GOAL:
Leave the pictures out. Return all other data exactly.

SOURCE DATA:
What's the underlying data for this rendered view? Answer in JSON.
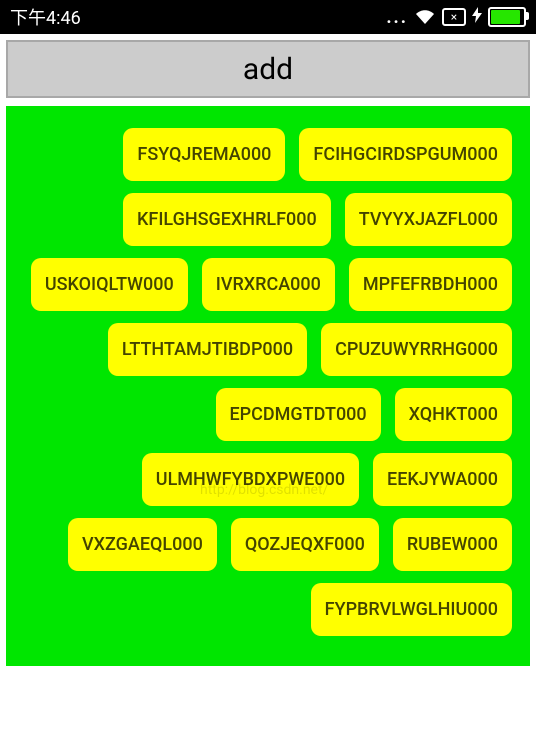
{
  "status_bar": {
    "time": "下午4:46",
    "dots": "...",
    "x_indicator": "×",
    "bolt": "⚡"
  },
  "add_button_label": "add",
  "tags": [
    "FSYQJREMA000",
    "FCIHGCIRDSPGUM000",
    "KFILGHSGEXHRLF000",
    "TVYYXJAZFL000",
    "USKOIQLTW000",
    "IVRXRCA000",
    "MPFEFRBDH000",
    "LTTHTAMJTIBDP000",
    "CPUZUWYRRHG000",
    "EPCDMGTDT000",
    "XQHKT000",
    "ULMHWFYBDXPWE000",
    "EEKJYWA000",
    "VXZGAEQL000",
    "QOZJEQXF000",
    "RUBEW000",
    "FYPBRVLWGLHIU000"
  ],
  "watermark": "http://blog.csdn.net/"
}
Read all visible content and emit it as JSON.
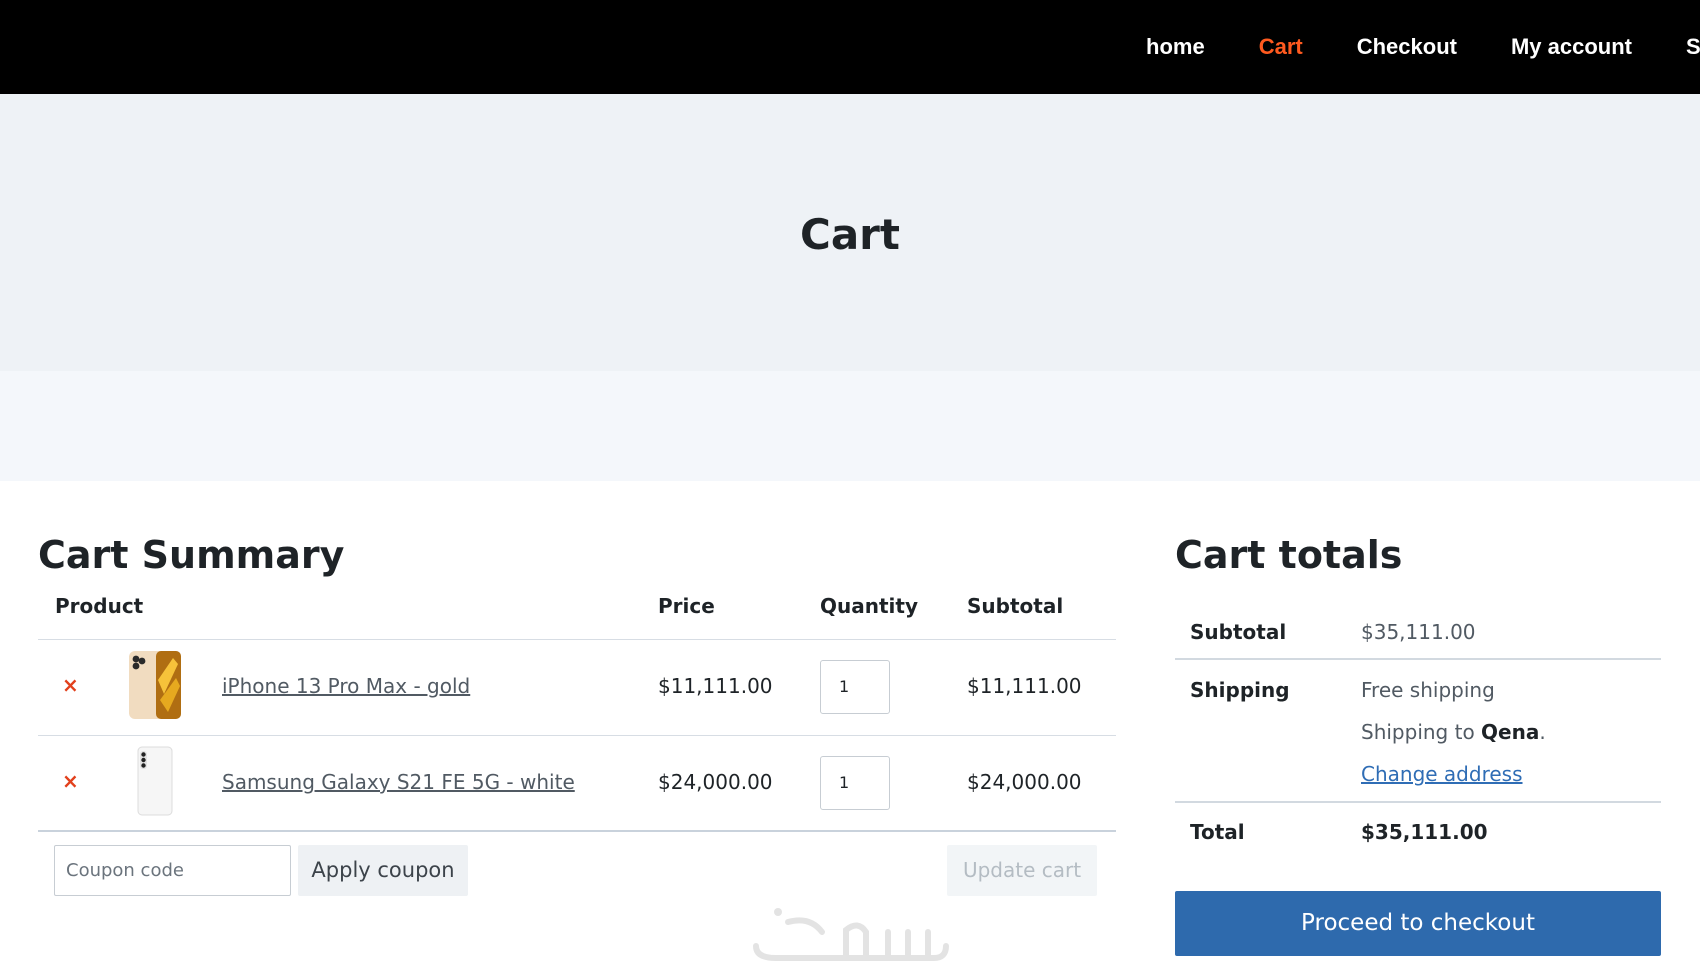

RESPONSE:
What's the underlying data for this rendered view? Answer in JSON.
{
  "status_bar": {
    "time": "下午4:46",
    "dots": "...",
    "x_indicator": "×",
    "bolt": "⚡"
  },
  "add_button_label": "add",
  "tags": [
    "FSYQJREMA000",
    "FCIHGCIRDSPGUM000",
    "KFILGHSGEXHRLF000",
    "TVYYXJAZFL000",
    "USKOIQLTW000",
    "IVRXRCA000",
    "MPFEFRBDH000",
    "LTTHTAMJTIBDP000",
    "CPUZUWYRRHG000",
    "EPCDMGTDT000",
    "XQHKT000",
    "ULMHWFYBDXPWE000",
    "EEKJYWA000",
    "VXZGAEQL000",
    "QOZJEQXF000",
    "RUBEW000",
    "FYPBRVLWGLHIU000"
  ],
  "watermark": "http://blog.csdn.net/"
}
Read all visible content and emit it as JSON.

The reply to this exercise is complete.